[Directive]: Copy the lines holding the word "emission", all of them.
———
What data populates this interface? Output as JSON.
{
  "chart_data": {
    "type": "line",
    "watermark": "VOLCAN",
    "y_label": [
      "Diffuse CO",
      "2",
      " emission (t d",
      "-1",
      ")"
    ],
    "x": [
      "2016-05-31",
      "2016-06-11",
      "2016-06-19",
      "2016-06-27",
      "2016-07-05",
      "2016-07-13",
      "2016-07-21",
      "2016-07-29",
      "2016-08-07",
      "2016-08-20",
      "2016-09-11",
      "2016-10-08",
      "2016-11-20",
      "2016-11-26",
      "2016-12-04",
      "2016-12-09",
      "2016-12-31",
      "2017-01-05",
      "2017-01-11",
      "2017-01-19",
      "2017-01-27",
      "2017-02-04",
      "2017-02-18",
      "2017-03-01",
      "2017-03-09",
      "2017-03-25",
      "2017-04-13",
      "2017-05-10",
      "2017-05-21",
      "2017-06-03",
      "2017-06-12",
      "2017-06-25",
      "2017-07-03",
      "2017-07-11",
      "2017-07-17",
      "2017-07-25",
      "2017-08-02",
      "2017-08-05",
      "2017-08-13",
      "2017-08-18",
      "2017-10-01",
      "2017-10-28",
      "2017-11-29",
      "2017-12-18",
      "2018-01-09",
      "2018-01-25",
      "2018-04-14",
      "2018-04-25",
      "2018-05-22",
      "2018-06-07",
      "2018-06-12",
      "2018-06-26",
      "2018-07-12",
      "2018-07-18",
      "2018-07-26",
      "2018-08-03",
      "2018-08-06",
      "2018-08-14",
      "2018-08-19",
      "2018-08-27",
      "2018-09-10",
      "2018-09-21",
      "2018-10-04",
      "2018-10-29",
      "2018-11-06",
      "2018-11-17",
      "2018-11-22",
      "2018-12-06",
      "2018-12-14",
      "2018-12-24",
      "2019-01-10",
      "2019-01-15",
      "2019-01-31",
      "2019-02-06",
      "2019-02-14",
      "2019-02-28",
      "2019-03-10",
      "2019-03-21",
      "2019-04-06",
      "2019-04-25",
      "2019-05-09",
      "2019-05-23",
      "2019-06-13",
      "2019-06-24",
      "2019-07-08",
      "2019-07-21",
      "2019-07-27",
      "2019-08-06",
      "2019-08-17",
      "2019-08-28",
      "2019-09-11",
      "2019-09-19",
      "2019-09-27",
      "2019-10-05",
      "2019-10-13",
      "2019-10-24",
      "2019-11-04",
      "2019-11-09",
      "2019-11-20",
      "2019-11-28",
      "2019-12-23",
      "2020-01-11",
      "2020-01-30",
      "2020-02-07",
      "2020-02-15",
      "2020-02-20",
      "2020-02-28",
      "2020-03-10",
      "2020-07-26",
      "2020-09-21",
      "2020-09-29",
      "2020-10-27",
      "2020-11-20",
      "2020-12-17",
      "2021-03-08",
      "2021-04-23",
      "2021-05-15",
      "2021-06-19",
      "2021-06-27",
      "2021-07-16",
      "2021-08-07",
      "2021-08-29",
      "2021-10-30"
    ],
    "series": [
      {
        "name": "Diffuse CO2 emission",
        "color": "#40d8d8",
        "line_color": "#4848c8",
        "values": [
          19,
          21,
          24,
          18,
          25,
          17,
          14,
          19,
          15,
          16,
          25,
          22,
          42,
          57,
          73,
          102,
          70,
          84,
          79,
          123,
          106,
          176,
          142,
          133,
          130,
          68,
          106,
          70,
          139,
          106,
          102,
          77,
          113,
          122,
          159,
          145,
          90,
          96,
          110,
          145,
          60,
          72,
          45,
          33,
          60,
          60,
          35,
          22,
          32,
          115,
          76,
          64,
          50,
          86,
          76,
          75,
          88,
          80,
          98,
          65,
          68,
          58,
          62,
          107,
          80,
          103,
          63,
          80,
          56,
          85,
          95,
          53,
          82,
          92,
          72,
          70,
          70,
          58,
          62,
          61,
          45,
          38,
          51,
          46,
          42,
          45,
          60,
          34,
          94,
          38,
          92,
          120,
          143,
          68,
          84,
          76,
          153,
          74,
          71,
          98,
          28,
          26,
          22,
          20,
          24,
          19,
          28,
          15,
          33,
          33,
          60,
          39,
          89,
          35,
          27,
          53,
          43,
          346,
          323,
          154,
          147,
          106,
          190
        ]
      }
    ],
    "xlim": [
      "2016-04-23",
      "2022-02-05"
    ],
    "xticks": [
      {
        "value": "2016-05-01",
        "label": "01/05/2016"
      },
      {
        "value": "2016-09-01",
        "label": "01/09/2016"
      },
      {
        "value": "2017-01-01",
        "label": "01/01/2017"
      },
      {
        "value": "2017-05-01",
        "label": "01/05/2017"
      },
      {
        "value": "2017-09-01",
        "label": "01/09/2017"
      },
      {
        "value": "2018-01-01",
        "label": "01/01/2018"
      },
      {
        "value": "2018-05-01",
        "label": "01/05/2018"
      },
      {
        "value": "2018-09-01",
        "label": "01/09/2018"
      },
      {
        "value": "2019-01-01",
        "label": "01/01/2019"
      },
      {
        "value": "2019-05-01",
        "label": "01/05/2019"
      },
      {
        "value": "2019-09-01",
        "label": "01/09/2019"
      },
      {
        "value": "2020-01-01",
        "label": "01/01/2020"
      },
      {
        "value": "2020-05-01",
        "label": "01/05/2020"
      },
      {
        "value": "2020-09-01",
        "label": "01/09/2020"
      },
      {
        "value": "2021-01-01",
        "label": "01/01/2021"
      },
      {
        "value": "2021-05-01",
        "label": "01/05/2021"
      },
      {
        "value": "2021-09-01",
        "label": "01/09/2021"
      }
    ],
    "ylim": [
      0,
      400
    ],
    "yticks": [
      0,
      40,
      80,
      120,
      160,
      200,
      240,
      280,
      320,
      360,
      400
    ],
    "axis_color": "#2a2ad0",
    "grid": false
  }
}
———
[Answer]:
      " emission (t d",
        "name": "Diffuse CO2 emission",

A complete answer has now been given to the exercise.